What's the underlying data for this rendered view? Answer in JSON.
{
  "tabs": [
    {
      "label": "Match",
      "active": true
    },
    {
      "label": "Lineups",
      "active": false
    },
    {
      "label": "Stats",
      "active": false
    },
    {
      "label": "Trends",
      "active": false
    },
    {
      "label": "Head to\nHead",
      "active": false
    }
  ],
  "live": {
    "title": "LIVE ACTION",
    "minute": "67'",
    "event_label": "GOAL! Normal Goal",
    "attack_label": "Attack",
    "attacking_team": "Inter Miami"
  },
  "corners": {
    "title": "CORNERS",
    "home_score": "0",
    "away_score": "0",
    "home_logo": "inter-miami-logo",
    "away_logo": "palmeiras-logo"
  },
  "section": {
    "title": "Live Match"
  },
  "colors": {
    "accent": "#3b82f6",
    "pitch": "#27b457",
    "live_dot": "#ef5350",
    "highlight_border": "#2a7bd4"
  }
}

::::::

### BRIEF
Transcribe every entry exactly.

### ANSWER FOR THE TASK
What's the underlying data for this rendered view? Answer in JSON.
{
  "tabs": [
    {
      "label": "Match",
      "active": true
    },
    {
      "label": "Lineups",
      "active": false
    },
    {
      "label": "Stats",
      "active": false
    },
    {
      "label": "Trends",
      "active": false
    },
    {
      "label": "Head to\nHead",
      "active": false
    }
  ],
  "live": {
    "title": "LIVE ACTION",
    "minute": "67'",
    "event_label": "GOAL! Normal Goal",
    "attack_label": "Attack",
    "attacking_team": "Inter Miami"
  },
  "corners": {
    "title": "CORNERS",
    "home_score": "0",
    "away_score": "0",
    "home_logo": "inter-miami-logo",
    "away_logo": "palmeiras-logo"
  },
  "section": {
    "title": "Live Match"
  },
  "colors": {
    "accent": "#3b82f6",
    "pitch": "#27b457",
    "live_dot": "#ef5350",
    "highlight_border": "#2a7bd4"
  }
}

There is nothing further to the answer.